• _Problem details_
Output the data below in full, byte for byte. Nothing may differ.

(Records contained in a dataset)

--- Start ---

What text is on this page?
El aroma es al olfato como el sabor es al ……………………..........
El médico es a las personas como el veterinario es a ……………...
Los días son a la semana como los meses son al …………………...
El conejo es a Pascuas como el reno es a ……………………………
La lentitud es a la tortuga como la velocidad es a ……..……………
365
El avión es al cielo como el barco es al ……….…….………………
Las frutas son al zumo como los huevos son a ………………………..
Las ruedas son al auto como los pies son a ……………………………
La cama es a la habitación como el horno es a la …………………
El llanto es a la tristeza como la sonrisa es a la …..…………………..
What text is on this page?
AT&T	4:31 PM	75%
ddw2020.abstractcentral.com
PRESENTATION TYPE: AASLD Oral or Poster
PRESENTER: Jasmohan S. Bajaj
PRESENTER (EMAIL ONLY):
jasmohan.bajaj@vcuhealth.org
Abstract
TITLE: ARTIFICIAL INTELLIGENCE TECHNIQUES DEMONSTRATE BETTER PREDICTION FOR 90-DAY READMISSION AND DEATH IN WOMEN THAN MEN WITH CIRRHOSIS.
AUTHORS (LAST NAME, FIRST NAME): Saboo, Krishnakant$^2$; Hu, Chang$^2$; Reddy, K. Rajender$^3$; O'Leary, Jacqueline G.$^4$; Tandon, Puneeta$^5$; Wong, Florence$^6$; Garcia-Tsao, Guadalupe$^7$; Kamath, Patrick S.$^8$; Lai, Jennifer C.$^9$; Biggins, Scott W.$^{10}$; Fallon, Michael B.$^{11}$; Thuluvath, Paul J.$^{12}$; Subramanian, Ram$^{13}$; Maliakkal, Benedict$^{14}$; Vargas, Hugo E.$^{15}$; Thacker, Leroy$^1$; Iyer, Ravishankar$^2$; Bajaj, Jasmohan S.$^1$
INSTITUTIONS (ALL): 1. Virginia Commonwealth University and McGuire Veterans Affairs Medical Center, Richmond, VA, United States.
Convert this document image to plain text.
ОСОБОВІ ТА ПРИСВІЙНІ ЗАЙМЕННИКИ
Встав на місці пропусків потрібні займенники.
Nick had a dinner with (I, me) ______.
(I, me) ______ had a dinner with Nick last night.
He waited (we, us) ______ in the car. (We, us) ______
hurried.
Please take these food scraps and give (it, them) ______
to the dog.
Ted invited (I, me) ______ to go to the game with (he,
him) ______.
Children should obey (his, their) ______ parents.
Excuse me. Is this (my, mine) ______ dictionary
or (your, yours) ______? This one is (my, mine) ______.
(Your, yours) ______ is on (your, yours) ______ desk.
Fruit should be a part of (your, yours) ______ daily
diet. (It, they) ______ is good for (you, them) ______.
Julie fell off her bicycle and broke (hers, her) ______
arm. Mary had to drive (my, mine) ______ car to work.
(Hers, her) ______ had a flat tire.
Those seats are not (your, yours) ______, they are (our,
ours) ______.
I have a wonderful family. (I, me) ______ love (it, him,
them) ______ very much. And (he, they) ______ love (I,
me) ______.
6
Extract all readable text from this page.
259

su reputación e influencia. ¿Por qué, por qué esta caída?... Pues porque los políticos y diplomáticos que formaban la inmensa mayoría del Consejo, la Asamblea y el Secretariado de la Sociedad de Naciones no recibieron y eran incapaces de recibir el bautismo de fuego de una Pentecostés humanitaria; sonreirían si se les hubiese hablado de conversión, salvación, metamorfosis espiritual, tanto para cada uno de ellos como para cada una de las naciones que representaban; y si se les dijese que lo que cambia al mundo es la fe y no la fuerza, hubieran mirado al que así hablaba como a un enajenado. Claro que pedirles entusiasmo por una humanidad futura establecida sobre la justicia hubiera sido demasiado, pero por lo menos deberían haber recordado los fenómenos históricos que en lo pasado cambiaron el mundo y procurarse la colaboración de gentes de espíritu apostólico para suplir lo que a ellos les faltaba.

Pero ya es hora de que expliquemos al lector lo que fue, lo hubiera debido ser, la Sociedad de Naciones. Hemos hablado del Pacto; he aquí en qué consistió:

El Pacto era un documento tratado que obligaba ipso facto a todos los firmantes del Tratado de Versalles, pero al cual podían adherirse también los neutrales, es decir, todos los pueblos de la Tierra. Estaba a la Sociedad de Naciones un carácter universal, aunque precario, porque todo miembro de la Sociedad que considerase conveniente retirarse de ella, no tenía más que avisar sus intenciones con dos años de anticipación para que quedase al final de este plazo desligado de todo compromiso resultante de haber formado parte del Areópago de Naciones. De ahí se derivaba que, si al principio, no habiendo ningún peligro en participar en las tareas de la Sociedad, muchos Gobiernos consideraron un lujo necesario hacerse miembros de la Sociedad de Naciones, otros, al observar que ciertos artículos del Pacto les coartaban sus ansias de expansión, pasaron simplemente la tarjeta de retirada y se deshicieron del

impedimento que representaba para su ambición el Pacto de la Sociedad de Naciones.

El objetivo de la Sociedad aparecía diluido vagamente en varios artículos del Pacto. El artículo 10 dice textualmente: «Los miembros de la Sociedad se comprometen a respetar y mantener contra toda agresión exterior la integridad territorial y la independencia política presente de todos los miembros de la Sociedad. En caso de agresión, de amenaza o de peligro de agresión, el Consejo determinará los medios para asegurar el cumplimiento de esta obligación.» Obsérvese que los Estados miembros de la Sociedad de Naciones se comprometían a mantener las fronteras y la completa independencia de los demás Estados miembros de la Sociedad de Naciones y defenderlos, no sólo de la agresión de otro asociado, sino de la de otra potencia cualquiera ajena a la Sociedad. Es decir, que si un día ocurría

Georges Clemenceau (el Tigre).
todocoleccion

--- End ---

• _Result of this task_
What text is on this page?
El aroma es al olfato como el sabor es al ……………………..........
El médico es a las personas como el veterinario es a ……………...
Los días son a la semana como los meses son al …………………...
El conejo es a Pascuas como el reno es a ……………………………
La lentitud es a la tortuga como la velocidad es a ……..……………
365
El avión es al cielo como el barco es al ……….…….………………
Las frutas son al zumo como los huevos son a ………………………..
Las ruedas son al auto como los pies son a ……………………………
La cama es a la habitación como el horno es a la …………………
El llanto es a la tristeza como la sonrisa es a la …..…………………..
What text is on this page?
AT&T	4:31 PM	75%
ddw2020.abstractcentral.com
PRESENTATION TYPE: AASLD Oral or Poster
PRESENTER: Jasmohan S. Bajaj
PRESENTER (EMAIL ONLY):
jasmohan.bajaj@vcuhealth.org
Abstract
TITLE: ARTIFICIAL INTELLIGENCE TECHNIQUES DEMONSTRATE BETTER PREDICTION FOR 90-DAY READMISSION AND DEATH IN WOMEN THAN MEN WITH CIRRHOSIS.
AUTHORS (LAST NAME, FIRST NAME): Saboo, Krishnakant$^2$; Hu, Chang$^2$; Reddy, K. Rajender$^3$; O'Leary, Jacqueline G.$^4$; Tandon, Puneeta$^5$; Wong, Florence$^6$; Garcia-Tsao, Guadalupe$^7$; Kamath, Patrick S.$^8$; Lai, Jennifer C.$^9$; Biggins, Scott W.$^{10}$; Fallon, Michael B.$^{11}$; Thuluvath, Paul J.$^{12}$; Subramanian, Ram$^{13}$; Maliakkal, Benedict$^{14}$; Vargas, Hugo E.$^{15}$; Thacker, Leroy$^1$; Iyer, Ravishankar$^2$; Bajaj, Jasmohan S.$^1$
INSTITUTIONS (ALL): 1. Virginia Commonwealth University and McGuire Veterans Affairs Medical Center, Richmond, VA, United States.
Convert this document image to plain text.
ОСОБОВІ ТА ПРИСВІЙНІ ЗАЙМЕННИКИ
Встав на місці пропусків потрібні займенники.
Nick had a dinner with (I, me) ______.
(I, me) ______ had a dinner with Nick last night.
He waited (we, us) ______ in the car. (We, us) ______
hurried.
Please take these food scraps and give (it, them) ______
to the dog.
Ted invited (I, me) ______ to go to the game with (he,
him) ______.
Children should obey (his, their) ______ parents.
Excuse me. Is this (my, mine) ______ dictionary
or (your, yours) ______? This one is (my, mine) ______.
(Your, yours) ______ is on (your, yours) ______ desk.
Fruit should be a part of (your, yours) ______ daily
diet. (It, they) ______ is good for (you, them) ______.
Julie fell off her bicycle and broke (hers, her) ______
arm. Mary had to drive (my, mine) ______ car to work.
(Hers, her) ______ had a flat tire.
Those seats are not (your, yours) ______, they are (our,
ours) ______.
I have a wonderful family. (I, me) ______ love (it, him,
them) ______ very much. And (he, they) ______ love (I,
me) ______.
6
Extract all readable text from this page.
259

su reputación e influencia. ¿Por qué, por qué esta caída?... Pues porque los políticos y diplomáticos que formaban la inmensa mayoría del Consejo, la Asamblea y el Secretariado de la Sociedad de Naciones no recibieron y eran incapaces de recibir el bautismo de fuego de una Pentecostés humanitaria; sonreirían si se les hubiese hablado de conversión, salvación, metamorfosis espiritual, tanto para cada uno de ellos como para cada una de las naciones que representaban; y si se les dijese que lo que cambia al mundo es la fe y no la fuerza, hubieran mirado al que así hablaba como a un enajenado. Claro que pedirles entusiasmo por una humanidad futura establecida sobre la justicia hubiera sido demasiado, pero por lo menos deberían haber recordado los fenómenos históricos que en lo pasado cambiaron el mundo y procurarse la colaboración de gentes de espíritu apostólico para suplir lo que a ellos les faltaba.

Pero ya es hora de que expliquemos al lector lo que fue, lo hubiera debido ser, la Sociedad de Naciones. Hemos hablado del Pacto; he aquí en qué consistió:

El Pacto era un documento tratado que obligaba ipso facto a todos los firmantes del Tratado de Versalles, pero al cual podían adherirse también los neutrales, es decir, todos los pueblos de la Tierra. Estaba a la Sociedad de Naciones un carácter universal, aunque precario, porque todo miembro de la Sociedad que considerase conveniente retirarse de ella, no tenía más que avisar sus intenciones con dos años de anticipación para que quedase al final de este plazo desligado de todo compromiso resultante de haber formado parte del Areópago de Naciones. De ahí se derivaba que, si al principio, no habiendo ningún peligro en participar en las tareas de la Sociedad, muchos Gobiernos consideraron un lujo necesario hacerse miembros de la Sociedad de Naciones, otros, al observar que ciertos artículos del Pacto les coartaban sus ansias de expansión, pasaron simplemente la tarjeta de retirada y se deshicieron del

impedimento que representaba para su ambición el Pacto de la Sociedad de Naciones.

El objetivo de la Sociedad aparecía diluido vagamente en varios artículos del Pacto. El artículo 10 dice textualmente: «Los miembros de la Sociedad se comprometen a respetar y mantener contra toda agresión exterior la integridad territorial y la independencia política presente de todos los miembros de la Sociedad. En caso de agresión, de amenaza o de peligro de agresión, el Consejo determinará los medios para asegurar el cumplimiento de esta obligación.» Obsérvese que los Estados miembros de la Sociedad de Naciones se comprometían a mantener las fronteras y la completa independencia de los demás Estados miembros de la Sociedad de Naciones y defenderlos, no sólo de la agresión de otro asociado, sino de la de otra potencia cualquiera ajena a la Sociedad. Es decir, que si un día ocurría

Georges Clemenceau (el Tigre).
todocoleccion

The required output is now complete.